INSTRUCTION:
Locate the lines that hold the string "title". Copy every such line.
##### DATA SUPPLIED #####
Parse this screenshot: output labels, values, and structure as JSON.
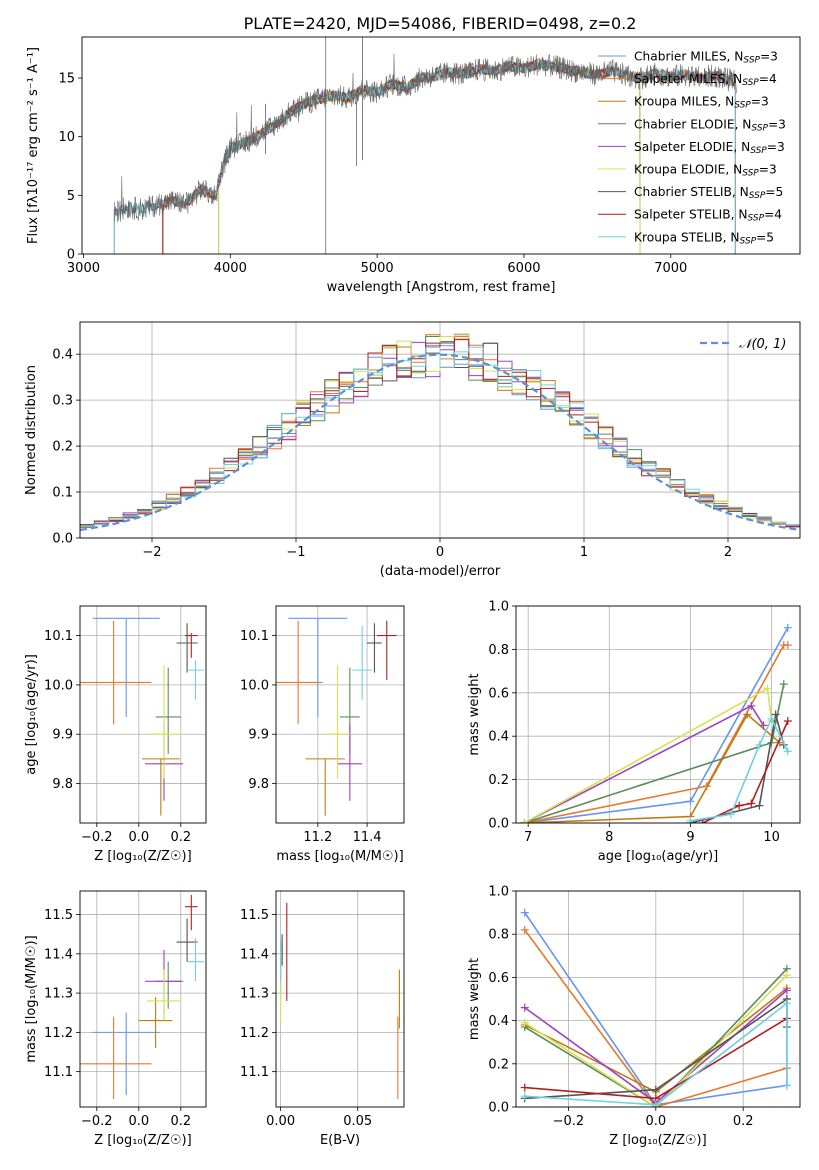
{
  "figure": {
    "title": "PLATE=2420, MJD=54086, FIBERID=0498, z=0.2"
  },
  "colors": {
    "Chabrier MILES": "#6495ed",
    "Salpeter MILES": "#e8772e",
    "Kroupa MILES": "#c07a10",
    "Chabrier ELODIE": "#5b8a5b",
    "Salpeter ELODIE": "#a040c0",
    "Kroupa ELODIE": "#d8e050",
    "Chabrier STELIB": "#555555",
    "Salpeter STELIB": "#b02020",
    "Kroupa STELIB": "#70d0e0",
    "normal_curve": "#5b8fd8"
  },
  "chart_data": [
    {
      "id": "spectrum",
      "type": "line",
      "title": "PLATE=2420, MJD=54086, FIBERID=0498, z=0.2",
      "xlabel": "wavelength [Angstrom, rest frame]",
      "ylabel": "Flux [fλ10⁻¹⁷ erg cm⁻² s⁻¹ A⁻¹]",
      "xlim": [
        2990,
        7880
      ],
      "ylim": [
        0,
        18.5
      ],
      "xticks": [
        3000,
        4000,
        5000,
        6000,
        7000
      ],
      "yticks": [
        0,
        5,
        10,
        15
      ],
      "grid": false,
      "legend_position": "right",
      "legend": [
        {
          "label": "Chabrier MILES, N",
          "sub": "SSP",
          "suffix": "=3"
        },
        {
          "label": "Salpeter MILES, N",
          "sub": "SSP",
          "suffix": "=4"
        },
        {
          "label": "Kroupa MILES, N",
          "sub": "SSP",
          "suffix": "=3"
        },
        {
          "label": "Chabrier ELODIE, N",
          "sub": "SSP",
          "suffix": "=3"
        },
        {
          "label": "Salpeter ELODIE, N",
          "sub": "SSP",
          "suffix": "=3"
        },
        {
          "label": "Kroupa ELODIE, N",
          "sub": "SSP",
          "suffix": "=3"
        },
        {
          "label": "Chabrier STELIB, N",
          "sub": "SSP",
          "suffix": "=5"
        },
        {
          "label": "Salpeter STELIB, N",
          "sub": "SSP",
          "suffix": "=4"
        },
        {
          "label": "Kroupa STELIB, N",
          "sub": "SSP",
          "suffix": "=5"
        }
      ],
      "continuum": [
        [
          3200,
          0
        ],
        [
          3210,
          3.5
        ],
        [
          3300,
          4.0
        ],
        [
          3400,
          3.8
        ],
        [
          3500,
          4.2
        ],
        [
          3600,
          4.5
        ],
        [
          3700,
          4.3
        ],
        [
          3800,
          5.5
        ],
        [
          3900,
          5.0
        ],
        [
          3950,
          7.5
        ],
        [
          4000,
          9.0
        ],
        [
          4100,
          9.5
        ],
        [
          4200,
          10.2
        ],
        [
          4300,
          11.0
        ],
        [
          4400,
          12.0
        ],
        [
          4500,
          12.8
        ],
        [
          4600,
          13.2
        ],
        [
          4700,
          13.5
        ],
        [
          4800,
          13.3
        ],
        [
          4900,
          14.0
        ],
        [
          5000,
          13.8
        ],
        [
          5100,
          14.5
        ],
        [
          5200,
          14.2
        ],
        [
          5300,
          15.0
        ],
        [
          5400,
          15.2
        ],
        [
          5500,
          15.5
        ],
        [
          5600,
          15.3
        ],
        [
          5700,
          15.8
        ],
        [
          5800,
          15.6
        ],
        [
          5900,
          16.0
        ],
        [
          6000,
          15.8
        ],
        [
          6100,
          16.2
        ],
        [
          6200,
          16.0
        ],
        [
          6300,
          15.7
        ],
        [
          6400,
          15.5
        ],
        [
          6500,
          15.3
        ],
        [
          6600,
          15.6
        ],
        [
          6700,
          15.2
        ],
        [
          6800,
          15.0
        ],
        [
          6900,
          15.4
        ],
        [
          7000,
          15.1
        ],
        [
          7100,
          15.3
        ],
        [
          7200,
          15.0
        ],
        [
          7300,
          15.2
        ],
        [
          7400,
          14.8
        ],
        [
          7450,
          14.7
        ]
      ],
      "model_cutoffs": [
        7440,
        7440,
        7440,
        6790,
        6790,
        6790,
        7440,
        7440,
        7440
      ],
      "model_starts": [
        3540,
        3540,
        3540,
        3920,
        3920,
        3920,
        3210,
        3540,
        3210
      ],
      "spikes": [
        [
          4650,
          0,
          18.5
        ],
        [
          4900,
          8,
          18.5
        ],
        [
          4240,
          8.5,
          12.8
        ],
        [
          4860,
          7.5,
          13.0
        ]
      ]
    },
    {
      "id": "residual_histogram",
      "type": "histogram",
      "xlabel": "(data-model)/error",
      "ylabel": "Normed distribution",
      "xlim": [
        -2.5,
        2.5
      ],
      "ylim": [
        0,
        0.47
      ],
      "xticks": [
        -2,
        -1,
        0,
        1,
        2
      ],
      "yticks": [
        0.0,
        0.1,
        0.2,
        0.3,
        0.4
      ],
      "grid": true,
      "legend_position": "top-right",
      "legend": [
        {
          "label": "𝒩(0, 1)"
        }
      ],
      "bin_width": 0.1,
      "bin_start": -2.5,
      "gaussian": {
        "mean": 0,
        "sigma": 1
      }
    },
    {
      "id": "age_vs_Z",
      "type": "errorbar",
      "xlabel": "Z [log₁₀(Z/Z☉)]",
      "ylabel": "age  [log₁₀(age/yr)]",
      "xlim": [
        -0.28,
        0.32
      ],
      "ylim": [
        9.72,
        10.16
      ],
      "xticks": [
        -0.2,
        0.0,
        0.2
      ],
      "yticks": [
        9.8,
        9.9,
        10.0,
        10.1
      ],
      "grid": true,
      "points": [
        {
          "series": "Chabrier MILES",
          "x": -0.06,
          "xerr": 0.16,
          "y": 10.135,
          "yerr_lo": 0.2,
          "yerr_hi": 0.0
        },
        {
          "series": "Salpeter MILES",
          "x": -0.12,
          "xerr": 0.18,
          "y": 10.005,
          "yerr_lo": 0.085,
          "yerr_hi": 0.125
        },
        {
          "series": "Kroupa MILES",
          "x": 0.05,
          "xerr": 0.0,
          "y": 9.85,
          "yerr_lo": 0.0,
          "yerr_hi": 0.0
        },
        {
          "series": "Chabrier ELODIE",
          "x": 0.14,
          "xerr": 0.06,
          "y": 9.935,
          "yerr_lo": 0.075,
          "yerr_hi": 0.1
        },
        {
          "series": "Salpeter ELODIE",
          "x": 0.12,
          "xerr": 0.09,
          "y": 9.84,
          "yerr_lo": 0.075,
          "yerr_hi": 0.08
        },
        {
          "series": "Kroupa ELODIE",
          "x": 0.12,
          "xerr": 0.08,
          "y": 9.9,
          "yerr_lo": 0.09,
          "yerr_hi": 0.14
        },
        {
          "series": "Chabrier STELIB",
          "x": 0.23,
          "xerr": 0.05,
          "y": 10.085,
          "yerr_lo": 0.06,
          "yerr_hi": 0.04
        },
        {
          "series": "Salpeter STELIB",
          "x": 0.25,
          "xerr": 0.03,
          "y": 10.1,
          "yerr_lo": 0.045,
          "yerr_hi": 0.005
        },
        {
          "series": "Kroupa STELIB",
          "x": 0.27,
          "xerr": 0.04,
          "y": 10.03,
          "yerr_lo": 0.06,
          "yerr_hi": 0.02
        },
        {
          "series": "Kroupa MILES",
          "x": 0.105,
          "xerr": 0.09,
          "y": 9.85,
          "yerr_lo": 0.115,
          "yerr_hi": 0.0
        }
      ]
    },
    {
      "id": "age_vs_mass",
      "type": "errorbar",
      "xlabel": "mass [log₁₀(M/M☉)]",
      "ylabel": "",
      "xlim": [
        11.03,
        11.55
      ],
      "ylim": [
        9.72,
        10.16
      ],
      "xticks": [
        11.2,
        11.4
      ],
      "yticks": [
        9.8,
        9.9,
        10.0,
        10.1
      ],
      "grid": true,
      "points": [
        {
          "series": "Chabrier MILES",
          "x": 11.2,
          "xerr": 0.12,
          "y": 10.135,
          "yerr_lo": 0.2,
          "yerr_hi": 0.0
        },
        {
          "series": "Salpeter MILES",
          "x": 11.12,
          "xerr": 0.1,
          "y": 10.005,
          "yerr_lo": 0.085,
          "yerr_hi": 0.125
        },
        {
          "series": "Kroupa MILES",
          "x": 11.23,
          "xerr": 0.08,
          "y": 9.85,
          "yerr_lo": 0.115,
          "yerr_hi": 0.0
        },
        {
          "series": "Chabrier ELODIE",
          "x": 11.33,
          "xerr": 0.04,
          "y": 9.935,
          "yerr_lo": 0.075,
          "yerr_hi": 0.1
        },
        {
          "series": "Salpeter ELODIE",
          "x": 11.33,
          "xerr": 0.05,
          "y": 9.84,
          "yerr_lo": 0.075,
          "yerr_hi": 0.08
        },
        {
          "series": "Kroupa ELODIE",
          "x": 11.28,
          "xerr": 0.05,
          "y": 9.9,
          "yerr_lo": 0.09,
          "yerr_hi": 0.14
        },
        {
          "series": "Chabrier STELIB",
          "x": 11.43,
          "xerr": 0.03,
          "y": 10.085,
          "yerr_lo": 0.06,
          "yerr_hi": 0.04
        },
        {
          "series": "Salpeter STELIB",
          "x": 11.48,
          "xerr": 0.04,
          "y": 10.1,
          "yerr_lo": 0.09,
          "yerr_hi": 0.03
        },
        {
          "series": "Kroupa STELIB",
          "x": 11.38,
          "xerr": 0.04,
          "y": 10.03,
          "yerr_lo": 0.06,
          "yerr_hi": 0.09
        }
      ]
    },
    {
      "id": "massweight_vs_age",
      "type": "line",
      "xlabel": "age  [log₁₀(age/yr)]",
      "ylabel": "mass weight",
      "xlim": [
        6.85,
        10.35
      ],
      "ylim": [
        0,
        1.0
      ],
      "xticks": [
        7,
        8,
        9,
        10
      ],
      "yticks": [
        0.0,
        0.2,
        0.4,
        0.6,
        0.8,
        1.0
      ],
      "grid": true,
      "series": [
        {
          "name": "Chabrier MILES",
          "x": [
            6.95,
            9.0,
            10.2
          ],
          "y": [
            0.0,
            0.1,
            0.9
          ]
        },
        {
          "name": "Salpeter MILES",
          "x": [
            6.95,
            9.2,
            10.15,
            10.2
          ],
          "y": [
            0.0,
            0.17,
            0.82,
            0.82
          ]
        },
        {
          "name": "Kroupa MILES",
          "x": [
            6.95,
            9.0,
            9.7,
            10.1
          ],
          "y": [
            0.0,
            0.03,
            0.5,
            0.37
          ]
        },
        {
          "name": "Chabrier ELODIE",
          "x": [
            6.95,
            10.0,
            10.15
          ],
          "y": [
            0.0,
            0.37,
            0.64
          ]
        },
        {
          "name": "Salpeter ELODIE",
          "x": [
            6.95,
            9.75,
            9.9
          ],
          "y": [
            0.0,
            0.54,
            0.45
          ]
        },
        {
          "name": "Kroupa ELODIE",
          "x": [
            6.95,
            9.95,
            10.0
          ],
          "y": [
            0.0,
            0.62,
            0.47
          ]
        },
        {
          "name": "Chabrier STELIB",
          "x": [
            9.0,
            9.85,
            10.05,
            10.15
          ],
          "y": [
            0.0,
            0.08,
            0.5,
            0.36
          ]
        },
        {
          "name": "Salpeter STELIB",
          "x": [
            9.15,
            9.6,
            9.75,
            10.2
          ],
          "y": [
            0.0,
            0.08,
            0.09,
            0.47
          ]
        },
        {
          "name": "Kroupa STELIB",
          "x": [
            9.0,
            9.5,
            9.85,
            10.0,
            10.2
          ],
          "y": [
            0.01,
            0.04,
            0.36,
            0.48,
            0.33
          ]
        }
      ]
    },
    {
      "id": "mass_vs_Z",
      "type": "errorbar",
      "xlabel": "Z [log₁₀(Z/Z☉)]",
      "ylabel": "mass [log₁₀(M/M☉)]",
      "xlim": [
        -0.28,
        0.32
      ],
      "ylim": [
        11.01,
        11.56
      ],
      "xticks": [
        -0.2,
        0.0,
        0.2
      ],
      "yticks": [
        11.1,
        11.2,
        11.3,
        11.4,
        11.5
      ],
      "grid": true,
      "points": [
        {
          "series": "Chabrier MILES",
          "x": -0.06,
          "xerr": 0.16,
          "y": 11.2,
          "yerr_lo": 0.16,
          "yerr_hi": 0.05
        },
        {
          "series": "Salpeter MILES",
          "x": -0.12,
          "xerr": 0.18,
          "y": 11.12,
          "yerr_lo": 0.09,
          "yerr_hi": 0.12
        },
        {
          "series": "Kroupa MILES",
          "x": 0.08,
          "xerr": 0.08,
          "y": 11.23,
          "yerr_lo": 0.07,
          "yerr_hi": 0.06
        },
        {
          "series": "Chabrier ELODIE",
          "x": 0.14,
          "xerr": 0.06,
          "y": 11.33,
          "yerr_lo": 0.07,
          "yerr_hi": 0.05
        },
        {
          "series": "Salpeter ELODIE",
          "x": 0.12,
          "xerr": 0.09,
          "y": 11.33,
          "yerr_lo": 0.1,
          "yerr_hi": 0.08
        },
        {
          "series": "Kroupa ELODIE",
          "x": 0.12,
          "xerr": 0.08,
          "y": 11.28,
          "yerr_lo": 0.05,
          "yerr_hi": 0.08
        },
        {
          "series": "Chabrier STELIB",
          "x": 0.23,
          "xerr": 0.05,
          "y": 11.43,
          "yerr_lo": 0.05,
          "yerr_hi": 0.06
        },
        {
          "series": "Salpeter STELIB",
          "x": 0.25,
          "xerr": 0.03,
          "y": 11.52,
          "yerr_lo": 0.06,
          "yerr_hi": 0.03
        },
        {
          "series": "Kroupa STELIB",
          "x": 0.27,
          "xerr": 0.04,
          "y": 11.38,
          "yerr_lo": 0.05,
          "yerr_hi": 0.06
        }
      ]
    },
    {
      "id": "mass_vs_EBV",
      "type": "errorbar",
      "xlabel": "E(B-V)",
      "ylabel": "",
      "xlim": [
        -0.003,
        0.08
      ],
      "ylim": [
        11.01,
        11.56
      ],
      "xticks": [
        0.0,
        0.05
      ],
      "yticks": [
        11.1,
        11.2,
        11.3,
        11.4,
        11.5
      ],
      "grid": true,
      "points": [
        {
          "series": "Chabrier MILES",
          "x": 0.0,
          "xerr": 0.0,
          "y": 11.35,
          "yerr_lo": 0.06,
          "yerr_hi": 0.08
        },
        {
          "series": "Kroupa ELODIE",
          "x": 0.0,
          "xerr": 0.0,
          "y": 11.3,
          "yerr_lo": 0.07,
          "yerr_hi": 0.1
        },
        {
          "series": "Salpeter STELIB",
          "x": 0.004,
          "xerr": 0.0,
          "y": 11.41,
          "yerr_lo": 0.13,
          "yerr_hi": 0.12
        },
        {
          "series": "Chabrier STELIB",
          "x": 0.001,
          "xerr": 0.0,
          "y": 11.41,
          "yerr_lo": 0.04,
          "yerr_hi": 0.04
        },
        {
          "series": "Kroupa STELIB",
          "x": 0.0,
          "xerr": 0.0,
          "y": 11.38,
          "yerr_lo": 0.05,
          "yerr_hi": 0.06
        },
        {
          "series": "Salpeter MILES",
          "x": 0.076,
          "xerr": 0.0,
          "y": 11.13,
          "yerr_lo": 0.1,
          "yerr_hi": 0.11
        },
        {
          "series": "Kroupa MILES",
          "x": 0.077,
          "xerr": 0.0,
          "y": 11.28,
          "yerr_lo": 0.07,
          "yerr_hi": 0.08
        }
      ]
    },
    {
      "id": "massweight_vs_Z",
      "type": "line",
      "xlabel": "Z [log₁₀(Z/Z☉)]",
      "ylabel": "mass weight",
      "xlim": [
        -0.32,
        0.33
      ],
      "ylim": [
        0,
        1.0
      ],
      "xticks": [
        -0.2,
        0.0,
        0.2
      ],
      "yticks": [
        0.0,
        0.2,
        0.4,
        0.6,
        0.8,
        1.0
      ],
      "grid": true,
      "series": [
        {
          "name": "Chabrier MILES",
          "x": [
            -0.3,
            0.0,
            0.3,
            0.3
          ],
          "y": [
            0.9,
            0.01,
            0.1,
            0.5
          ]
        },
        {
          "name": "Salpeter MILES",
          "x": [
            -0.3,
            0.0,
            0.3
          ],
          "y": [
            0.82,
            0.0,
            0.18
          ]
        },
        {
          "name": "Kroupa MILES",
          "x": [
            -0.3,
            0.0,
            0.3
          ],
          "y": [
            0.38,
            0.07,
            0.55
          ]
        },
        {
          "name": "Chabrier ELODIE",
          "x": [
            -0.3,
            0.0,
            0.3
          ],
          "y": [
            0.37,
            0.0,
            0.64
          ]
        },
        {
          "name": "Salpeter ELODIE",
          "x": [
            -0.3,
            0.0,
            0.3
          ],
          "y": [
            0.46,
            0.02,
            0.54
          ]
        },
        {
          "name": "Kroupa ELODIE",
          "x": [
            -0.3,
            0.0,
            0.3
          ],
          "y": [
            0.39,
            0.0,
            0.61
          ]
        },
        {
          "name": "Chabrier STELIB",
          "x": [
            -0.3,
            0.0,
            0.3,
            0.3
          ],
          "y": [
            0.04,
            0.08,
            0.5,
            0.37
          ]
        },
        {
          "name": "Salpeter STELIB",
          "x": [
            -0.3,
            0.0,
            0.3
          ],
          "y": [
            0.09,
            0.04,
            0.41
          ]
        },
        {
          "name": "Kroupa STELIB",
          "x": [
            -0.3,
            0.0,
            0.3,
            0.3
          ],
          "y": [
            0.05,
            0.01,
            0.48,
            0.1
          ]
        }
      ]
    }
  ]
}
#####
TASK SOLUTION:
    "title": "PLATE=2420, MJD=54086, FIBERID=0498, z=0.2"
      "title": "PLATE=2420, MJD=54086, FIBERID=0498, z=0.2",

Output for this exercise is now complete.